EXTRACTED INFORMATION -
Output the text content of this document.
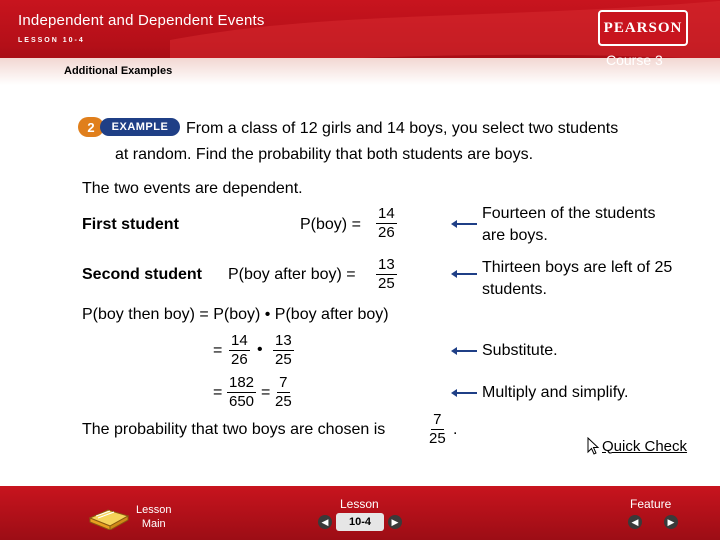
Independent and Dependent Events
LESSON 10-4
PEARSON
Course 3
Additional Examples
2	EXAMPLE	From a class of 12 girls and 14 boys, you select two students
at random. Find the probability that both students are boys.
The two events are dependent.
First student	$P(boy) = \frac{14}{26}$	Fourteen of the students
are boys.
Second student P(boy after $boy) = \frac{13}{25}$	Thirteen boys are left of 25
students.
P(boy then boy) = P(boy) • P(boy after boy)
= $\frac{14}{26}$ • $\frac{13}{25}$	Substitute.
= $\frac{182}{650} = \frac{7}{25}$	Multiply and simplify.
The probability that two boys are chosen is	$\frac{7}{25}$ .
Quick Check
Lesson
Main
Lesson
◀	10-4	▶
Feature
◀	▶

SET PROBLEM -
List the lines that contain the word "frac".

EXERCISE SOLUTION -
First student	$P(boy) = \frac{14}{26}$	Fourteen of the students
Second student P(boy after $boy) = \frac{13}{25}$	Thirteen boys are left of 25
= $\frac{14}{26}$ • $\frac{13}{25}$	Substitute.
= $\frac{182}{650} = \frac{7}{25}$	Multiply and simplify.
The probability that two boys are chosen is	$\frac{7}{25}$ .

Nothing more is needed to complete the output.